Challenge:
Return the entries below in their exact form, leaving the pictures out.

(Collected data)
(begin)

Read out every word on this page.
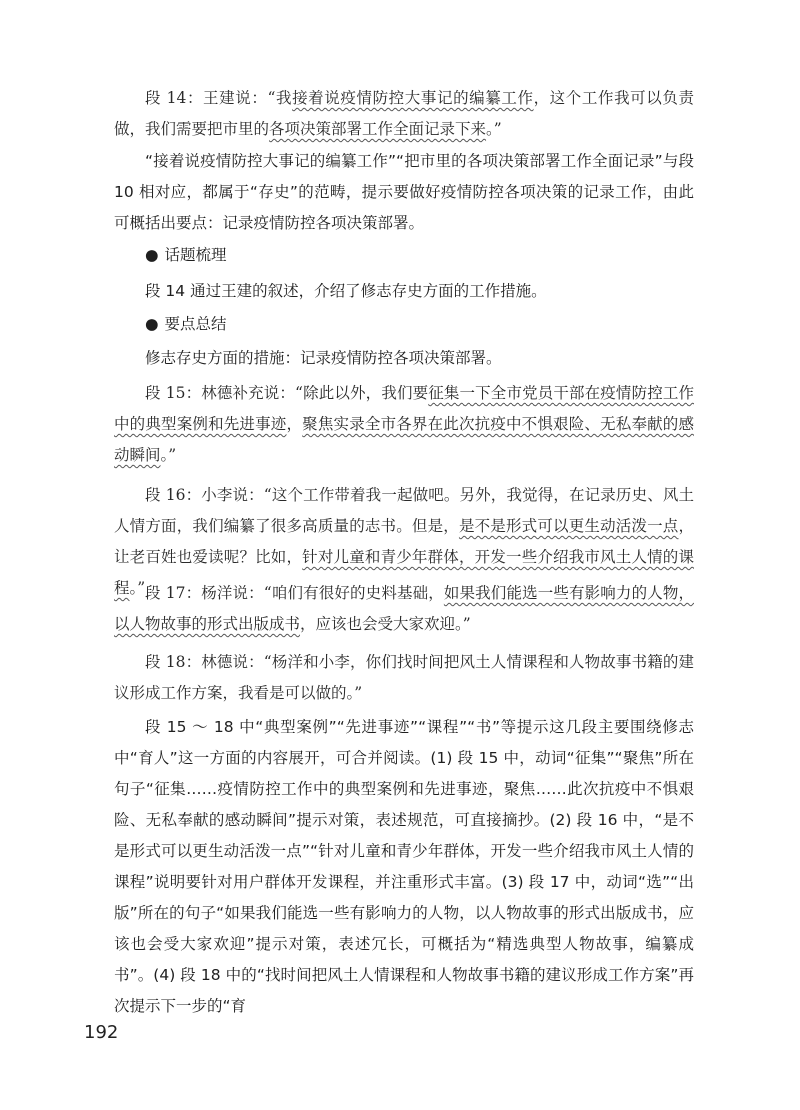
段 14：王建说：“我接着说疫情防控大事记的编纂工作，这个工作我可以负责做，我们需要把市里的各项决策部署工作全面记录下来。”

“接着说疫情防控大事记的编纂工作”“把市里的各项决策部署工作全面记录”与段 10 相对应，都属于“存史”的范畴，提示要做好疫情防控各项决策的记录工作，由此可概括出要点：记录疫情防控各项决策部署。

● 话题梳理

段 14 通过王建的叙述，介绍了修志存史方面的工作措施。

● 要点总结

修志存史方面的措施：记录疫情防控各项决策部署。

段 15：林德补充说：“除此以外，我们要征集一下全市党员干部在疫情防控工作中的典型案例和先进事迹，聚焦实录全市各界在此次抗疫中不惧艰险、无私奉献的感动瞬间。”

段 16：小李说：“这个工作带着我一起做吧。另外，我觉得，在记录历史、风土人情方面，我们编纂了很多高质量的志书。但是，是不是形式可以更生动活泼一点，让老百姓也爱读呢？比如，针对儿童和青少年群体，开发一些介绍我市风土人情的课程。” 段 17：杨洋说：“咱们有很好的史料基础，如果我们能选一些有影响力的人物，以人物故事的形式出版成书，应该也会受大家欢迎。”

段 18：林德说：“杨洋和小李，你们找时间把风土人情课程和人物故事书籍的建议形成工作方案，我看是可以做的。”

段 15 ～ 18 中“典型案例”“先进事迹”“课程”“书”等提示这几段主要围绕修志中“育人”这一方面的内容展开，可合并阅读。(1) 段 15 中，动词“征集”“聚焦”所在句子“征集……疫情防控工作中的典型案例和先进事迹，聚焦……此次抗疫中不惧艰险、无私奉献的感动瞬间”提示对策，表述规范，可直接摘抄。(2) 段 16 中，“是不是形式可以更生动活泼一点”“针对儿童和青少年群体，开发一些介绍我市风土人情的课程”说明要针对用户群体开发课程，并注重形式丰富。(3) 段 17 中，动词“选”“出版”所在的句子“如果我们能选一些有影响力的人物，以人物故事的形式出版成书，应该也会受大家欢迎”提示对策，表述冗长，可概括为“精选典型人物故事，编纂成书”。(4) 段 18 中的“找时间把风土人情课程和人物故事书籍的建议形成工作方案”再次提示下一步的“育

192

(end)

Exercise response:
Read out every word on this page.
段 14：王建说：“我接着说疫情防控大事记的编纂工作，这个工作我可以负责做，我们需要把市里的各项决策部署工作全面记录下来。”

“接着说疫情防控大事记的编纂工作”“把市里的各项决策部署工作全面记录”与段 10 相对应，都属于“存史”的范畴，提示要做好疫情防控各项决策的记录工作，由此可概括出要点：记录疫情防控各项决策部署。

● 话题梳理

段 14 通过王建的叙述，介绍了修志存史方面的工作措施。

● 要点总结

修志存史方面的措施：记录疫情防控各项决策部署。

段 15：林德补充说：“除此以外，我们要征集一下全市党员干部在疫情防控工作中的典型案例和先进事迹，聚焦实录全市各界在此次抗疫中不惧艰险、无私奉献的感动瞬间。”

段 16：小李说：“这个工作带着我一起做吧。另外，我觉得，在记录历史、风土人情方面，我们编纂了很多高质量的志书。但是，是不是形式可以更生动活泼一点，让老百姓也爱读呢？比如，针对儿童和青少年群体，开发一些介绍我市风土人情的课程。” 段 17：杨洋说：“咱们有很好的史料基础，如果我们能选一些有影响力的人物，以人物故事的形式出版成书，应该也会受大家欢迎。”

段 18：林德说：“杨洋和小李，你们找时间把风土人情课程和人物故事书籍的建议形成工作方案，我看是可以做的。”

段 15 ～ 18 中“典型案例”“先进事迹”“课程”“书”等提示这几段主要围绕修志中“育人”这一方面的内容展开，可合并阅读。(1) 段 15 中，动词“征集”“聚焦”所在句子“征集……疫情防控工作中的典型案例和先进事迹，聚焦……此次抗疫中不惧艰险、无私奉献的感动瞬间”提示对策，表述规范，可直接摘抄。(2) 段 16 中，“是不是形式可以更生动活泼一点”“针对儿童和青少年群体，开发一些介绍我市风土人情的课程”说明要针对用户群体开发课程，并注重形式丰富。(3) 段 17 中，动词“选”“出版”所在的句子“如果我们能选一些有影响力的人物，以人物故事的形式出版成书，应该也会受大家欢迎”提示对策，表述冗长，可概括为“精选典型人物故事，编纂成书”。(4) 段 18 中的“找时间把风土人情课程和人物故事书籍的建议形成工作方案”再次提示下一步的“育

192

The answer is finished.